:: YOUR GOAL ::
In the material below, the lines containing the word "фасада" are required; copy each of them.

:: Source records ::

####

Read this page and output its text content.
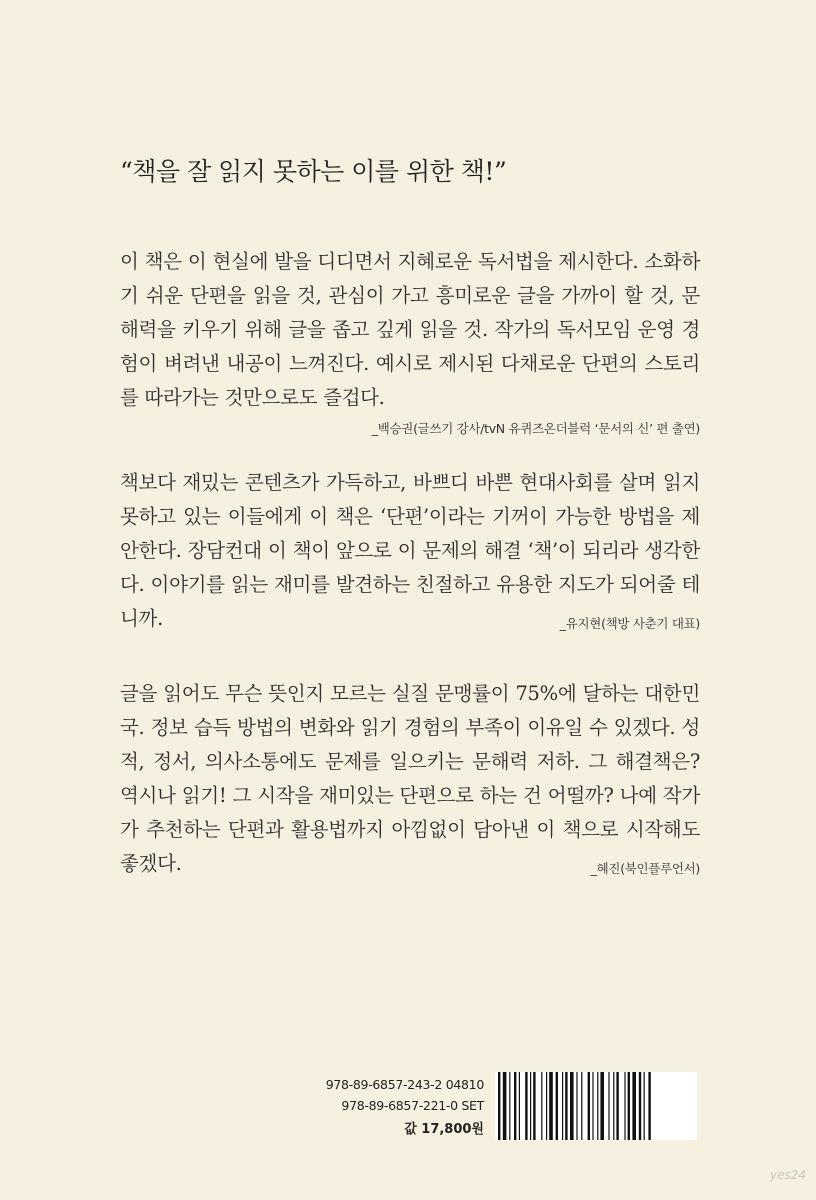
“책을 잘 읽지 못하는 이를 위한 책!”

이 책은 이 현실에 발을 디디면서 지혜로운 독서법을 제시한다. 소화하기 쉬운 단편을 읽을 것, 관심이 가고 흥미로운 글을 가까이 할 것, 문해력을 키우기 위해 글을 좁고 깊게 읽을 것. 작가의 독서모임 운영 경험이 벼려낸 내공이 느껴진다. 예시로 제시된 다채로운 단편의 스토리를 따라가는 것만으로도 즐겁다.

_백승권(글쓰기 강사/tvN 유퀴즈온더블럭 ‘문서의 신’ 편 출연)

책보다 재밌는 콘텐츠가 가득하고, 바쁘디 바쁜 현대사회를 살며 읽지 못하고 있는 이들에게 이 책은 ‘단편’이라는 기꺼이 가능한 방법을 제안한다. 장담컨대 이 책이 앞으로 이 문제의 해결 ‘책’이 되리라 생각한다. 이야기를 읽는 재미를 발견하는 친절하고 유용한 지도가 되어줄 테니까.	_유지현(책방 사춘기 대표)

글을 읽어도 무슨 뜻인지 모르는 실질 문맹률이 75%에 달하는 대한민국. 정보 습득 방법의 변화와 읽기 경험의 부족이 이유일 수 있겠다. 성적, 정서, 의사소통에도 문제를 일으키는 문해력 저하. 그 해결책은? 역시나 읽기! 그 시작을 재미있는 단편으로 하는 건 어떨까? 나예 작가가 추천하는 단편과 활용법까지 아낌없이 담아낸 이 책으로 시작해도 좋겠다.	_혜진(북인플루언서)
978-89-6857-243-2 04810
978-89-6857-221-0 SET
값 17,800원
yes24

####

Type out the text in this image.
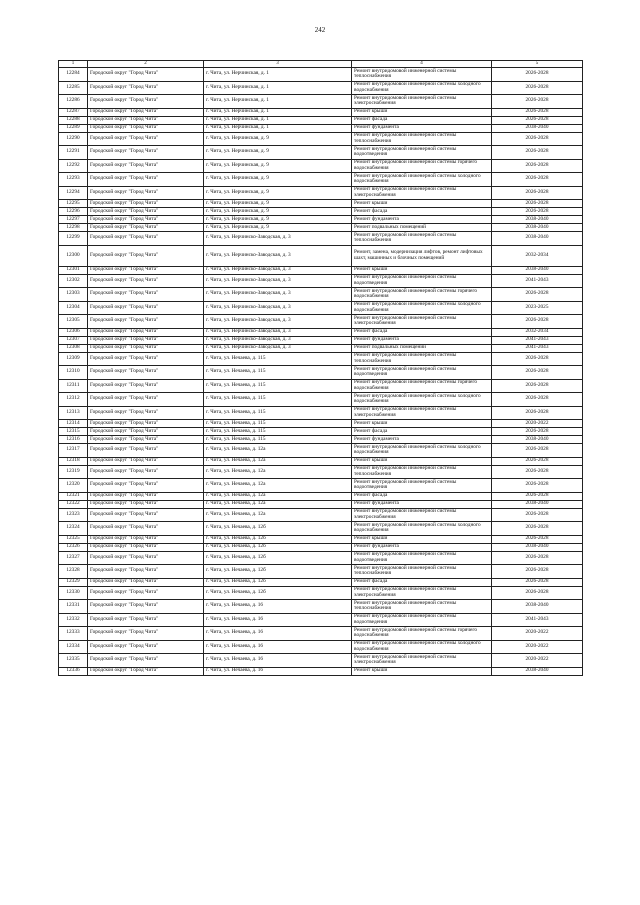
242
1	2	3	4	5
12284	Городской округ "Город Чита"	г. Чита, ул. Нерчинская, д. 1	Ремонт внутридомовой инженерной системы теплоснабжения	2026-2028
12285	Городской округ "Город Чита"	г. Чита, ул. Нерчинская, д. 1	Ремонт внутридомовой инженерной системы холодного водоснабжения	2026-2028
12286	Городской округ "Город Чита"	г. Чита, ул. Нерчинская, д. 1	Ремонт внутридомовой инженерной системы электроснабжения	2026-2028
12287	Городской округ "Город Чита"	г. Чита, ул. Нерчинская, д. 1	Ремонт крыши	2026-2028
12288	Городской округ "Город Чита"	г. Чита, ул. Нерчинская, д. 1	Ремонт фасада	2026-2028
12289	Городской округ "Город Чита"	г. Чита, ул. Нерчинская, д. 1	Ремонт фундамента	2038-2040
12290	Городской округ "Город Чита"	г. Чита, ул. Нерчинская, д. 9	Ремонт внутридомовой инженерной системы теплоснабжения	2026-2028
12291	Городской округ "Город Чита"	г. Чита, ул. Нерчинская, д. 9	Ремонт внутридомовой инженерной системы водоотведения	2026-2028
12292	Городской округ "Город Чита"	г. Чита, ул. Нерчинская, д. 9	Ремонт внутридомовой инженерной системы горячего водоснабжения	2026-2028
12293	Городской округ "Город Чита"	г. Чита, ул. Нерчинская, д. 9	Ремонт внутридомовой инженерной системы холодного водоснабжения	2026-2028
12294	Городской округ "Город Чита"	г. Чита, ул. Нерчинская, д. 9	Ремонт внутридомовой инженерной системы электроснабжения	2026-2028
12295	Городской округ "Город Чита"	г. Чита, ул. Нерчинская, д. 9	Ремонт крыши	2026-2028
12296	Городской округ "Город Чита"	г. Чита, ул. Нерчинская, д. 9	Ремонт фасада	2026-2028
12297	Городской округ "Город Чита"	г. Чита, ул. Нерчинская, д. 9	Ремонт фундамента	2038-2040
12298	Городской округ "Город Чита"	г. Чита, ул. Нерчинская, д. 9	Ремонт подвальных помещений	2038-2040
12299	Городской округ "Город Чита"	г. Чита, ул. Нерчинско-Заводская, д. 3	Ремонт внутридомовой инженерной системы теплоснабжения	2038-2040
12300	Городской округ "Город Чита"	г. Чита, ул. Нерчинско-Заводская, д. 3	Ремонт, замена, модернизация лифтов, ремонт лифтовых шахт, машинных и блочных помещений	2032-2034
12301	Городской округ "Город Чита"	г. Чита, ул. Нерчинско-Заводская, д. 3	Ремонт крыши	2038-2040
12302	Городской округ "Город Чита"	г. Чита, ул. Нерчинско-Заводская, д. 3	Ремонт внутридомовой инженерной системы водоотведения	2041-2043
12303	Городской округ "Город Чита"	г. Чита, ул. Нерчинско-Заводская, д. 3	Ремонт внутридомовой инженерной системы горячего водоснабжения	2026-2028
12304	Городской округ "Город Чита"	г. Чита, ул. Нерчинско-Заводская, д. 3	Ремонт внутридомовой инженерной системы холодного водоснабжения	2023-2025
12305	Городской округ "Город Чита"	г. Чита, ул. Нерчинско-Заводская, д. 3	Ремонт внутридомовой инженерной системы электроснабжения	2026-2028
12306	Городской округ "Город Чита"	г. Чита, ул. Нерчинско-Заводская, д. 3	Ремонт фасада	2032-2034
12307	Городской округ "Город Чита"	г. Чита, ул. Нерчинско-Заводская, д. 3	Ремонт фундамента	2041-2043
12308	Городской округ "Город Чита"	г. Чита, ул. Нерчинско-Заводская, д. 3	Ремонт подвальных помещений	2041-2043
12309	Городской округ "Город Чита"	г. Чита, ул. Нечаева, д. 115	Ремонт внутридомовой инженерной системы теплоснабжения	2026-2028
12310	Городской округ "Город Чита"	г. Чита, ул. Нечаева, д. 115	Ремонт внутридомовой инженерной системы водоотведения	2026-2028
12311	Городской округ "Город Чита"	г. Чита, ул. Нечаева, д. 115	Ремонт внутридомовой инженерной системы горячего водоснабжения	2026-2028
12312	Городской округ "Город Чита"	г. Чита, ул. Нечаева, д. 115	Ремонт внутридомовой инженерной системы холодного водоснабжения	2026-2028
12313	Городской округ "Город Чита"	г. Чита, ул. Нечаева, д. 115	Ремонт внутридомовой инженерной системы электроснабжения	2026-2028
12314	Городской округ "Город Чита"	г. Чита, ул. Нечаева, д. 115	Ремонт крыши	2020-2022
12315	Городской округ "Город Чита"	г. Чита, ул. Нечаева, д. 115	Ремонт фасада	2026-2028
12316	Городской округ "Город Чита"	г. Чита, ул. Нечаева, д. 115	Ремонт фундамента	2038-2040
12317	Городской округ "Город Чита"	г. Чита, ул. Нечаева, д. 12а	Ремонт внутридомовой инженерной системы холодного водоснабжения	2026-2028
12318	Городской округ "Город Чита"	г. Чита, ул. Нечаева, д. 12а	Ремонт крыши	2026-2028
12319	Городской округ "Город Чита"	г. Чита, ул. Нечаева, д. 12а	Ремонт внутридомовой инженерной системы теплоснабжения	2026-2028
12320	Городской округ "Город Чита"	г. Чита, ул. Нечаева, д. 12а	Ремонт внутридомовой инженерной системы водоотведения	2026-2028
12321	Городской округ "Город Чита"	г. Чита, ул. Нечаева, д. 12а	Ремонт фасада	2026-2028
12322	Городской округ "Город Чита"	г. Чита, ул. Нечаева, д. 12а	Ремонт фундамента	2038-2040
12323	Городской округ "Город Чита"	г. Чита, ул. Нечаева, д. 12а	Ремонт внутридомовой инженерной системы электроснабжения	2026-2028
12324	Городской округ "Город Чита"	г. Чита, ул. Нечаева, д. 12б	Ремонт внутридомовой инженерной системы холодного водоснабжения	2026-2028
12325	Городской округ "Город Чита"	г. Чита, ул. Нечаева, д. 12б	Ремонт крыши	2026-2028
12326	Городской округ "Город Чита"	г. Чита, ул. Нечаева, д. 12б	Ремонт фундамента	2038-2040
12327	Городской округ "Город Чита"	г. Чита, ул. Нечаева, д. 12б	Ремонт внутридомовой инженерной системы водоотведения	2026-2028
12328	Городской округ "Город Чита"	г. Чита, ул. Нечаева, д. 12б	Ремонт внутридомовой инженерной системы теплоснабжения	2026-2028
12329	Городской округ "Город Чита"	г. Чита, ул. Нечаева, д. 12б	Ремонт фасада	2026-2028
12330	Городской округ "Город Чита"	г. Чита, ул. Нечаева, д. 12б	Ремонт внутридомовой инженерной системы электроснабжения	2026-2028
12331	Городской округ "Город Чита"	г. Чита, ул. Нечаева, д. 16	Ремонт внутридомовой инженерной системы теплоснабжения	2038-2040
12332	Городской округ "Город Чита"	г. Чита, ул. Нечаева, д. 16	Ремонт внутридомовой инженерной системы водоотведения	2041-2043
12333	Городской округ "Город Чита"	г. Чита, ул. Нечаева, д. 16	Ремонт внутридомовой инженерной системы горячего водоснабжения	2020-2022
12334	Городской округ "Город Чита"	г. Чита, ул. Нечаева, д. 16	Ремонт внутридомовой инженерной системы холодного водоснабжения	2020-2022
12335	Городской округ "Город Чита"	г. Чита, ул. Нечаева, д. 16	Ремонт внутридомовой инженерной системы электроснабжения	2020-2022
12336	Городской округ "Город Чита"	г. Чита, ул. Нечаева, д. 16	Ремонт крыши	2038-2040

####

:: SOLUTION ::
12288	Городской округ "Город Чита"	г. Чита, ул. Нерчинская, д. 1	Ремонт фасада	2026-2028
12296	Городской округ "Город Чита"	г. Чита, ул. Нерчинская, д. 9	Ремонт фасада	2026-2028
12306	Городской округ "Город Чита"	г. Чита, ул. Нерчинско-Заводская, д. 3	Ремонт фасада	2032-2034
12315	Городской округ "Город Чита"	г. Чита, ул. Нечаева, д. 115	Ремонт фасада	2026-2028
12321	Городской округ "Город Чита"	г. Чита, ул. Нечаева, д. 12а	Ремонт фасада	2026-2028
12329	Городской округ "Город Чита"	г. Чита, ул. Нечаева, д. 12б	Ремонт фасада	2026-2028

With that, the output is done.